STATED TASK: Quote each line of the material verbatim, without the pictures.
○ ○ ○ ○ ○
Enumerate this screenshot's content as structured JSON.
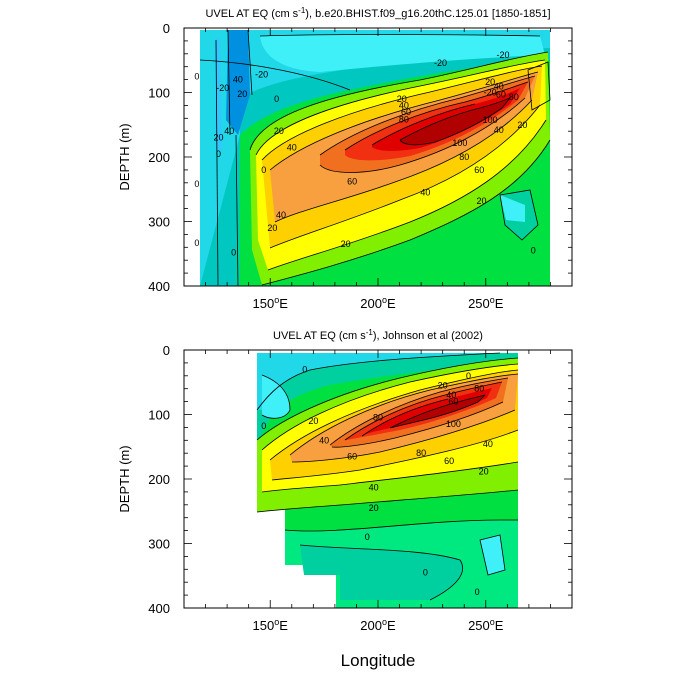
{
  "chart_data": [
    {
      "type": "contour",
      "title": "UVEL AT EQ (cm s",
      "title_sup": "-1",
      "title_rest": "), b.e20.BHIST.f09_g16.20thC.125.01 [1850-1851]",
      "ylabel": "DEPTH (m)",
      "xlabel": "",
      "xlim": [
        110,
        290
      ],
      "ylim": [
        400,
        0
      ],
      "x_ticks": [
        150,
        200,
        250
      ],
      "x_tick_labels": [
        {
          "num": "150",
          "sup": "o",
          "suf": "E"
        },
        {
          "num": "200",
          "sup": "o",
          "suf": "E"
        },
        {
          "num": "250",
          "sup": "o",
          "suf": "E"
        }
      ],
      "show_x_tick_labels": true,
      "y_ticks": [
        0,
        100,
        200,
        300,
        400
      ],
      "y_tick_labels": [
        "0",
        "100",
        "200",
        "300",
        "400"
      ],
      "levels": [
        -20,
        0,
        20,
        40,
        60,
        80,
        100
      ],
      "data_extent": {
        "lon": [
          118,
          278
        ],
        "depth": [
          0,
          400
        ]
      },
      "undercurrent_core": {
        "lon": 232,
        "depth": 140,
        "max_speed": 110
      },
      "contour_labels": [
        {
          "text": "0",
          "lon": 116,
          "depth": 75
        },
        {
          "text": "-20",
          "lon": 128,
          "depth": 93
        },
        {
          "text": "-20",
          "lon": 146,
          "depth": 72
        },
        {
          "text": "-20",
          "lon": 229,
          "depth": 54
        },
        {
          "text": "-20",
          "lon": 258,
          "depth": 42
        },
        {
          "text": "40",
          "lon": 135,
          "depth": 80
        },
        {
          "text": "0",
          "lon": 153,
          "depth": 110
        },
        {
          "text": "20",
          "lon": 137,
          "depth": 102
        },
        {
          "text": "40",
          "lon": 131,
          "depth": 160
        },
        {
          "text": "20",
          "lon": 126,
          "depth": 170
        },
        {
          "text": "0",
          "lon": 126,
          "depth": 195
        },
        {
          "text": "0",
          "lon": 116,
          "depth": 242
        },
        {
          "text": "0",
          "lon": 116,
          "depth": 333
        },
        {
          "text": "0",
          "lon": 133,
          "depth": 348
        },
        {
          "text": "0",
          "lon": 147,
          "depth": 220
        },
        {
          "text": "20",
          "lon": 154,
          "depth": 160
        },
        {
          "text": "40",
          "lon": 160,
          "depth": 185
        },
        {
          "text": "60",
          "lon": 188,
          "depth": 238
        },
        {
          "text": "40",
          "lon": 155,
          "depth": 290
        },
        {
          "text": "20",
          "lon": 151,
          "depth": 310
        },
        {
          "text": "20",
          "lon": 185,
          "depth": 335
        },
        {
          "text": "40",
          "lon": 222,
          "depth": 255
        },
        {
          "text": "20",
          "lon": 248,
          "depth": 268
        },
        {
          "text": "60",
          "lon": 247,
          "depth": 220
        },
        {
          "text": "80",
          "lon": 240,
          "depth": 200
        },
        {
          "text": "100",
          "lon": 238,
          "depth": 178
        },
        {
          "text": "40",
          "lon": 256,
          "depth": 158
        },
        {
          "text": "20",
          "lon": 267,
          "depth": 150
        },
        {
          "text": "20",
          "lon": 252,
          "depth": 84
        },
        {
          "text": "40",
          "lon": 256,
          "depth": 91
        },
        {
          "text": "60",
          "lon": 257,
          "depth": 103
        },
        {
          "text": "100",
          "lon": 252,
          "depth": 143
        },
        {
          "text": "80",
          "lon": 263,
          "depth": 107
        },
        {
          "text": "-20",
          "lon": 252,
          "depth": 100
        },
        {
          "text": "20",
          "lon": 211,
          "depth": 110
        },
        {
          "text": "40",
          "lon": 212,
          "depth": 120
        },
        {
          "text": "60",
          "lon": 213,
          "depth": 130
        },
        {
          "text": "80",
          "lon": 212,
          "depth": 142
        },
        {
          "text": "0",
          "lon": 272,
          "depth": 345
        }
      ]
    },
    {
      "type": "contour",
      "title": "UVEL AT EQ (cm s",
      "title_sup": "-1",
      "title_rest": "), Johnson et al (2002)",
      "ylabel": "DEPTH (m)",
      "xlabel": "Longitude",
      "xlim": [
        110,
        290
      ],
      "ylim": [
        400,
        0
      ],
      "x_ticks": [
        150,
        200,
        250
      ],
      "x_tick_labels": [
        {
          "num": "150",
          "sup": "o",
          "suf": "E"
        },
        {
          "num": "200",
          "sup": "o",
          "suf": "E"
        },
        {
          "num": "250",
          "sup": "o",
          "suf": "E"
        }
      ],
      "show_x_tick_labels": true,
      "y_ticks": [
        0,
        100,
        200,
        300,
        400
      ],
      "y_tick_labels": [
        "0",
        "100",
        "200",
        "300",
        "400"
      ],
      "levels": [
        -20,
        0,
        20,
        40,
        60,
        80,
        100
      ],
      "data_extent": {
        "lon": [
          143,
          265
        ],
        "depth": [
          5,
          400
        ]
      },
      "undercurrent_core": {
        "lon": 233,
        "depth": 115,
        "max_speed": 105
      },
      "contour_labels": [
        {
          "text": "0",
          "lon": 166,
          "depth": 30
        },
        {
          "text": "20",
          "lon": 170,
          "depth": 110
        },
        {
          "text": "40",
          "lon": 175,
          "depth": 140
        },
        {
          "text": "60",
          "lon": 188,
          "depth": 165
        },
        {
          "text": "0",
          "lon": 147,
          "depth": 118
        },
        {
          "text": "0",
          "lon": 242,
          "depth": 40
        },
        {
          "text": "20",
          "lon": 230,
          "depth": 55
        },
        {
          "text": "40",
          "lon": 234,
          "depth": 70
        },
        {
          "text": "60",
          "lon": 235,
          "depth": 80
        },
        {
          "text": "80",
          "lon": 200,
          "depth": 105
        },
        {
          "text": "100",
          "lon": 235,
          "depth": 115
        },
        {
          "text": "80",
          "lon": 247,
          "depth": 60
        },
        {
          "text": "80",
          "lon": 220,
          "depth": 160
        },
        {
          "text": "60",
          "lon": 233,
          "depth": 172
        },
        {
          "text": "40",
          "lon": 251,
          "depth": 146
        },
        {
          "text": "20",
          "lon": 249,
          "depth": 188
        },
        {
          "text": "40",
          "lon": 198,
          "depth": 213
        },
        {
          "text": "20",
          "lon": 198,
          "depth": 245
        },
        {
          "text": "0",
          "lon": 195,
          "depth": 290
        },
        {
          "text": "0",
          "lon": 222,
          "depth": 345
        },
        {
          "text": "0",
          "lon": 246,
          "depth": 375
        }
      ]
    }
  ]
}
○ ○ ○ ○ ○
EXERCISE RESULT:
Enumerate this screenshot's content as structured JSON.
{
  "chart_data": [
    {
      "type": "contour",
      "title": "UVEL AT EQ (cm s",
      "title_sup": "-1",
      "title_rest": "), b.e20.BHIST.f09_g16.20thC.125.01 [1850-1851]",
      "ylabel": "DEPTH (m)",
      "xlabel": "",
      "xlim": [
        110,
        290
      ],
      "ylim": [
        400,
        0
      ],
      "x_ticks": [
        150,
        200,
        250
      ],
      "x_tick_labels": [
        {
          "num": "150",
          "sup": "o",
          "suf": "E"
        },
        {
          "num": "200",
          "sup": "o",
          "suf": "E"
        },
        {
          "num": "250",
          "sup": "o",
          "suf": "E"
        }
      ],
      "show_x_tick_labels": true,
      "y_ticks": [
        0,
        100,
        200,
        300,
        400
      ],
      "y_tick_labels": [
        "0",
        "100",
        "200",
        "300",
        "400"
      ],
      "levels": [
        -20,
        0,
        20,
        40,
        60,
        80,
        100
      ],
      "data_extent": {
        "lon": [
          118,
          278
        ],
        "depth": [
          0,
          400
        ]
      },
      "undercurrent_core": {
        "lon": 232,
        "depth": 140,
        "max_speed": 110
      },
      "contour_labels": [
        {
          "text": "0",
          "lon": 116,
          "depth": 75
        },
        {
          "text": "-20",
          "lon": 128,
          "depth": 93
        },
        {
          "text": "-20",
          "lon": 146,
          "depth": 72
        },
        {
          "text": "-20",
          "lon": 229,
          "depth": 54
        },
        {
          "text": "-20",
          "lon": 258,
          "depth": 42
        },
        {
          "text": "40",
          "lon": 135,
          "depth": 80
        },
        {
          "text": "0",
          "lon": 153,
          "depth": 110
        },
        {
          "text": "20",
          "lon": 137,
          "depth": 102
        },
        {
          "text": "40",
          "lon": 131,
          "depth": 160
        },
        {
          "text": "20",
          "lon": 126,
          "depth": 170
        },
        {
          "text": "0",
          "lon": 126,
          "depth": 195
        },
        {
          "text": "0",
          "lon": 116,
          "depth": 242
        },
        {
          "text": "0",
          "lon": 116,
          "depth": 333
        },
        {
          "text": "0",
          "lon": 133,
          "depth": 348
        },
        {
          "text": "0",
          "lon": 147,
          "depth": 220
        },
        {
          "text": "20",
          "lon": 154,
          "depth": 160
        },
        {
          "text": "40",
          "lon": 160,
          "depth": 185
        },
        {
          "text": "60",
          "lon": 188,
          "depth": 238
        },
        {
          "text": "40",
          "lon": 155,
          "depth": 290
        },
        {
          "text": "20",
          "lon": 151,
          "depth": 310
        },
        {
          "text": "20",
          "lon": 185,
          "depth": 335
        },
        {
          "text": "40",
          "lon": 222,
          "depth": 255
        },
        {
          "text": "20",
          "lon": 248,
          "depth": 268
        },
        {
          "text": "60",
          "lon": 247,
          "depth": 220
        },
        {
          "text": "80",
          "lon": 240,
          "depth": 200
        },
        {
          "text": "100",
          "lon": 238,
          "depth": 178
        },
        {
          "text": "40",
          "lon": 256,
          "depth": 158
        },
        {
          "text": "20",
          "lon": 267,
          "depth": 150
        },
        {
          "text": "20",
          "lon": 252,
          "depth": 84
        },
        {
          "text": "40",
          "lon": 256,
          "depth": 91
        },
        {
          "text": "60",
          "lon": 257,
          "depth": 103
        },
        {
          "text": "100",
          "lon": 252,
          "depth": 143
        },
        {
          "text": "80",
          "lon": 263,
          "depth": 107
        },
        {
          "text": "-20",
          "lon": 252,
          "depth": 100
        },
        {
          "text": "20",
          "lon": 211,
          "depth": 110
        },
        {
          "text": "40",
          "lon": 212,
          "depth": 120
        },
        {
          "text": "60",
          "lon": 213,
          "depth": 130
        },
        {
          "text": "80",
          "lon": 212,
          "depth": 142
        },
        {
          "text": "0",
          "lon": 272,
          "depth": 345
        }
      ]
    },
    {
      "type": "contour",
      "title": "UVEL AT EQ (cm s",
      "title_sup": "-1",
      "title_rest": "), Johnson et al (2002)",
      "ylabel": "DEPTH (m)",
      "xlabel": "Longitude",
      "xlim": [
        110,
        290
      ],
      "ylim": [
        400,
        0
      ],
      "x_ticks": [
        150,
        200,
        250
      ],
      "x_tick_labels": [
        {
          "num": "150",
          "sup": "o",
          "suf": "E"
        },
        {
          "num": "200",
          "sup": "o",
          "suf": "E"
        },
        {
          "num": "250",
          "sup": "o",
          "suf": "E"
        }
      ],
      "show_x_tick_labels": true,
      "y_ticks": [
        0,
        100,
        200,
        300,
        400
      ],
      "y_tick_labels": [
        "0",
        "100",
        "200",
        "300",
        "400"
      ],
      "levels": [
        -20,
        0,
        20,
        40,
        60,
        80,
        100
      ],
      "data_extent": {
        "lon": [
          143,
          265
        ],
        "depth": [
          5,
          400
        ]
      },
      "undercurrent_core": {
        "lon": 233,
        "depth": 115,
        "max_speed": 105
      },
      "contour_labels": [
        {
          "text": "0",
          "lon": 166,
          "depth": 30
        },
        {
          "text": "20",
          "lon": 170,
          "depth": 110
        },
        {
          "text": "40",
          "lon": 175,
          "depth": 140
        },
        {
          "text": "60",
          "lon": 188,
          "depth": 165
        },
        {
          "text": "0",
          "lon": 147,
          "depth": 118
        },
        {
          "text": "0",
          "lon": 242,
          "depth": 40
        },
        {
          "text": "20",
          "lon": 230,
          "depth": 55
        },
        {
          "text": "40",
          "lon": 234,
          "depth": 70
        },
        {
          "text": "60",
          "lon": 235,
          "depth": 80
        },
        {
          "text": "80",
          "lon": 200,
          "depth": 105
        },
        {
          "text": "100",
          "lon": 235,
          "depth": 115
        },
        {
          "text": "80",
          "lon": 247,
          "depth": 60
        },
        {
          "text": "80",
          "lon": 220,
          "depth": 160
        },
        {
          "text": "60",
          "lon": 233,
          "depth": 172
        },
        {
          "text": "40",
          "lon": 251,
          "depth": 146
        },
        {
          "text": "20",
          "lon": 249,
          "depth": 188
        },
        {
          "text": "40",
          "lon": 198,
          "depth": 213
        },
        {
          "text": "20",
          "lon": 198,
          "depth": 245
        },
        {
          "text": "0",
          "lon": 195,
          "depth": 290
        },
        {
          "text": "0",
          "lon": 222,
          "depth": 345
        },
        {
          "text": "0",
          "lon": 246,
          "depth": 375
        }
      ]
    }
  ]
}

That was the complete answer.